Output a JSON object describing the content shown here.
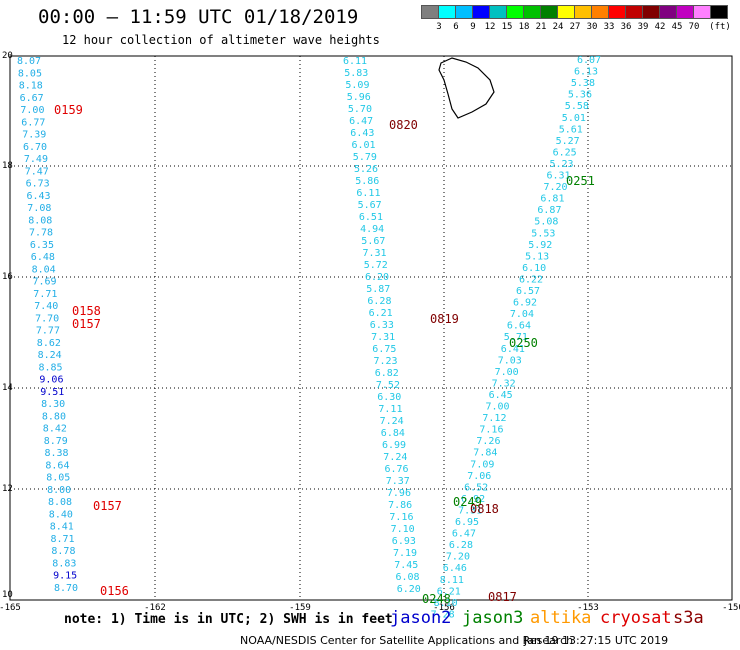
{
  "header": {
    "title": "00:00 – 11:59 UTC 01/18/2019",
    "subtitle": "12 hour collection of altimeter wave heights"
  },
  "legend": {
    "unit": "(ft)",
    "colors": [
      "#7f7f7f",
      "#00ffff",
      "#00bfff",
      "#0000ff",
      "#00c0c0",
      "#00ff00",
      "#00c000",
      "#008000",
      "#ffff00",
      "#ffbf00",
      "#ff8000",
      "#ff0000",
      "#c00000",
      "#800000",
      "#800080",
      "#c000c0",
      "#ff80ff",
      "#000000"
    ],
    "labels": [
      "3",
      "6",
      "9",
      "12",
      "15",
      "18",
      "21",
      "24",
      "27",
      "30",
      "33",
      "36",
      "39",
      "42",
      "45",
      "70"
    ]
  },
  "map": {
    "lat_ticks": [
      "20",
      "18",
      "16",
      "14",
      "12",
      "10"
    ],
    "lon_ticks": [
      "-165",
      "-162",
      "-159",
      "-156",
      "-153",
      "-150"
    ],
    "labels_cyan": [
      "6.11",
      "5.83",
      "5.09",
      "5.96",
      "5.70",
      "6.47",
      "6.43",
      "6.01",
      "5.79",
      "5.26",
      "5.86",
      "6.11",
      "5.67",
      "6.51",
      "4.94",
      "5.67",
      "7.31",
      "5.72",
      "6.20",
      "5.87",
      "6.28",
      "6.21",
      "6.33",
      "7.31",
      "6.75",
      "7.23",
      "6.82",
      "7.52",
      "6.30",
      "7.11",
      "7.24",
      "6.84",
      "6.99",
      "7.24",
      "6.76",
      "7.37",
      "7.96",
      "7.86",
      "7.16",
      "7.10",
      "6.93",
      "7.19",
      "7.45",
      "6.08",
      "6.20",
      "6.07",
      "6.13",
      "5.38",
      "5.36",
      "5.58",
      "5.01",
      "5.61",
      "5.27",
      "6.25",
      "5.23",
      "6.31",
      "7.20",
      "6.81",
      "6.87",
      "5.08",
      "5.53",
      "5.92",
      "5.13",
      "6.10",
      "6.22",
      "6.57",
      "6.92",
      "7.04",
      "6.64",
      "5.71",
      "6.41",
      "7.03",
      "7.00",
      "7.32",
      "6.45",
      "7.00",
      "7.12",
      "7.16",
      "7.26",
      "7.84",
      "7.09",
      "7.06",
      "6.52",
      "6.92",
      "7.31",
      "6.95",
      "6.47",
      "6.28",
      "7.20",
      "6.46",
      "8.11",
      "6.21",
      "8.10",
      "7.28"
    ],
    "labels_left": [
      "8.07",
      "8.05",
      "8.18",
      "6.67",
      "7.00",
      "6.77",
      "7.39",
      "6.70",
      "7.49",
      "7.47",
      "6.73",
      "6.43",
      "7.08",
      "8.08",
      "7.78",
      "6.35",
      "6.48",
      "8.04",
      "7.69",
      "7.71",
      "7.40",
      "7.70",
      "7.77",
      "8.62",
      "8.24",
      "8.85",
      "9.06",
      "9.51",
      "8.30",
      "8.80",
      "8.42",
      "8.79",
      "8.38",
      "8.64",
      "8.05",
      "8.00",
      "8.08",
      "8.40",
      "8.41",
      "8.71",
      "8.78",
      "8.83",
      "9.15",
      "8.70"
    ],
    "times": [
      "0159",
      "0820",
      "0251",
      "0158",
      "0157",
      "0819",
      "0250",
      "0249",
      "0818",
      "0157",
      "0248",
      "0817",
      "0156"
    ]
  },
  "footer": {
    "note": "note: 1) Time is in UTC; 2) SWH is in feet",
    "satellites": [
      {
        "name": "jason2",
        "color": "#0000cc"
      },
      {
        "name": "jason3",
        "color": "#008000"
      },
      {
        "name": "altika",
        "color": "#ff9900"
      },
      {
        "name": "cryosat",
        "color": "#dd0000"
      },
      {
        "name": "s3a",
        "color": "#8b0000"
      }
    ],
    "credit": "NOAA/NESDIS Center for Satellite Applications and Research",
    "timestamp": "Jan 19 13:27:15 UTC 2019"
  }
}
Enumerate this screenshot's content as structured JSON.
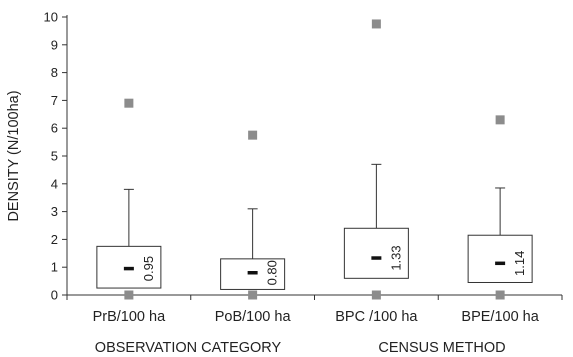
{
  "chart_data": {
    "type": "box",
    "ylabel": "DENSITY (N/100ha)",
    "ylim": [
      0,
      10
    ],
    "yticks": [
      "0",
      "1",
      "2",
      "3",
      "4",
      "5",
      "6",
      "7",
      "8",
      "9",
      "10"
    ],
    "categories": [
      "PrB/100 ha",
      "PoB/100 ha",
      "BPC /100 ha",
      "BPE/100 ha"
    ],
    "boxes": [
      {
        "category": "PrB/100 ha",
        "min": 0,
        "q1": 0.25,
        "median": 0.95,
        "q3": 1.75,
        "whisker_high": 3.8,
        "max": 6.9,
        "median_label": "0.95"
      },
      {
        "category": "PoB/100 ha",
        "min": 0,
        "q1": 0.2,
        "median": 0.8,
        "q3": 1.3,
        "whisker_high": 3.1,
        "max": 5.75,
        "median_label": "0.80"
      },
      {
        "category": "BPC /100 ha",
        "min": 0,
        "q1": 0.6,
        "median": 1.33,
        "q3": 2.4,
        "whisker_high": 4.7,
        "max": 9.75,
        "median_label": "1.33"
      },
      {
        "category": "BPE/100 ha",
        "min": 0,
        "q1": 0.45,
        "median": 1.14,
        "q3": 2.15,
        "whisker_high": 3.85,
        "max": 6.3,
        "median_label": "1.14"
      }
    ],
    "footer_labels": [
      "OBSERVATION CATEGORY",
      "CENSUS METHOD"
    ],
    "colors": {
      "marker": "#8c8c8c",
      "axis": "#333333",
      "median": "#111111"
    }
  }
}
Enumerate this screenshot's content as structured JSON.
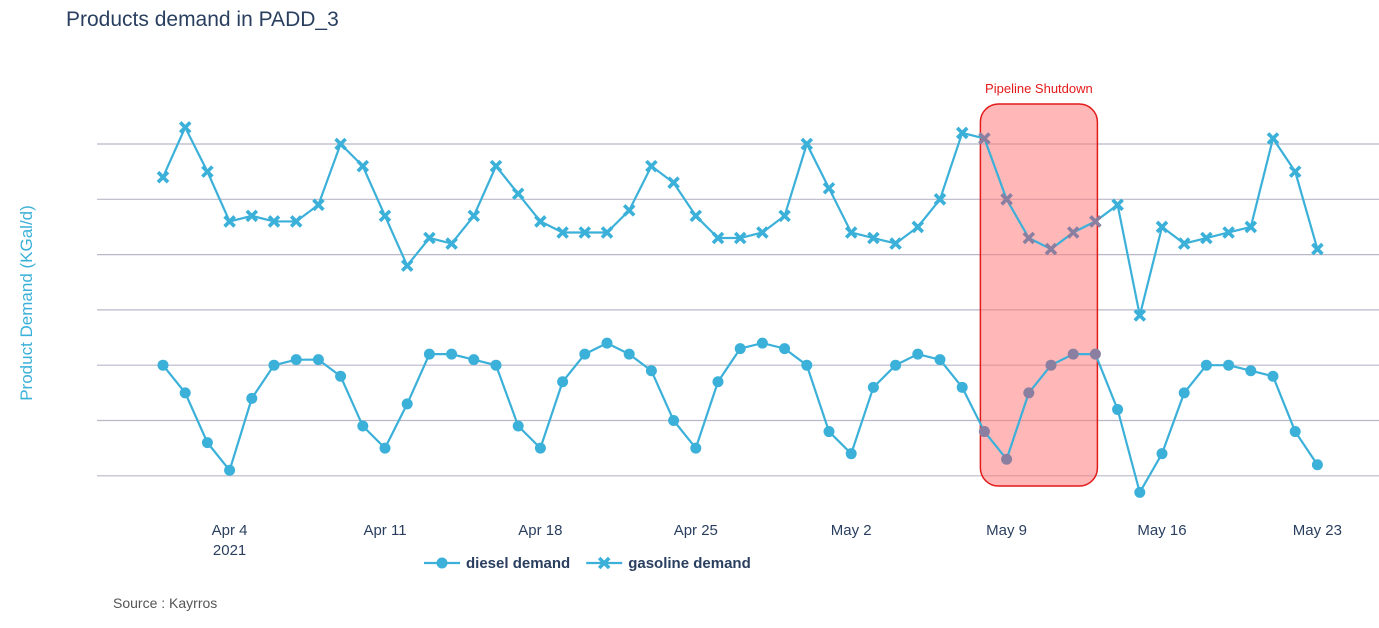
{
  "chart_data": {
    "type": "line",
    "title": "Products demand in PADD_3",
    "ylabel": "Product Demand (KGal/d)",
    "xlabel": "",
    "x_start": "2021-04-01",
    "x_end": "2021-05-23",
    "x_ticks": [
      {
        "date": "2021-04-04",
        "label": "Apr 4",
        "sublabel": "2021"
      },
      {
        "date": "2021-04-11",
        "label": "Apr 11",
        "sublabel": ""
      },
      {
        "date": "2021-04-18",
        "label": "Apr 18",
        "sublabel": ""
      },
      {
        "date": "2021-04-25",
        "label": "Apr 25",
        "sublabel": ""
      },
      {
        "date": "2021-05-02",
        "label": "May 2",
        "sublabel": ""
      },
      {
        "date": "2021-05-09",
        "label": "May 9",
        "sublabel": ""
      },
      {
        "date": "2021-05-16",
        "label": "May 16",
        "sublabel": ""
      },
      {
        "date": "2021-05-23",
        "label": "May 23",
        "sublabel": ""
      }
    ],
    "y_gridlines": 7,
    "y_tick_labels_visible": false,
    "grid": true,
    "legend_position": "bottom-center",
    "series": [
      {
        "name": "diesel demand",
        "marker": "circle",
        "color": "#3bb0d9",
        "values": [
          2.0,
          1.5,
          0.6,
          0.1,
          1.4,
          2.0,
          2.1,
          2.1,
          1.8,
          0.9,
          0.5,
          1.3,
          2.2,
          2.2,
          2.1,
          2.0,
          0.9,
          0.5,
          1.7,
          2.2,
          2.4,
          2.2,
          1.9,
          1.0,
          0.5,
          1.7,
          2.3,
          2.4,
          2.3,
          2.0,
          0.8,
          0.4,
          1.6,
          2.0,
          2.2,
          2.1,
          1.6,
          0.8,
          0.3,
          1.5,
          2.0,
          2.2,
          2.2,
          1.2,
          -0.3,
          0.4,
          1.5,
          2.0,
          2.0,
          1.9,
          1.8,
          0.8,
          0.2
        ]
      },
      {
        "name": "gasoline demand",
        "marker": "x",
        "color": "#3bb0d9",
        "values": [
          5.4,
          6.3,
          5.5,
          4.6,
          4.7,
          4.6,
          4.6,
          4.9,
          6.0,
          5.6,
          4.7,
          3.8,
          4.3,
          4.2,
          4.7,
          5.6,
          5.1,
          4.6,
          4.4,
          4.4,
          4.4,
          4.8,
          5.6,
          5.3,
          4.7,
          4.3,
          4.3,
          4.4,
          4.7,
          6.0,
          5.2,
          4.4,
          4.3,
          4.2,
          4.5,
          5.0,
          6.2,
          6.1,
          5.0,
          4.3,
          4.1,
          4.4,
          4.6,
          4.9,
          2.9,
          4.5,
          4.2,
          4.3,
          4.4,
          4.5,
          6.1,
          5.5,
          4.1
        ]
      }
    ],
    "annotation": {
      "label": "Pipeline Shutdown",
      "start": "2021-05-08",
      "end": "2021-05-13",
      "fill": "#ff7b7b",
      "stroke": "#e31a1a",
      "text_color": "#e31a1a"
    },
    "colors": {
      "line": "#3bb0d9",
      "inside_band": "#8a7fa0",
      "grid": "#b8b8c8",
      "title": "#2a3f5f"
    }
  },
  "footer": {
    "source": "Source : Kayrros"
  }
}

### YOUR OBJECTIVE
In how many lines of the data does the string "date" appear? Give only the number.

### ANSWER FOR THE TASK
8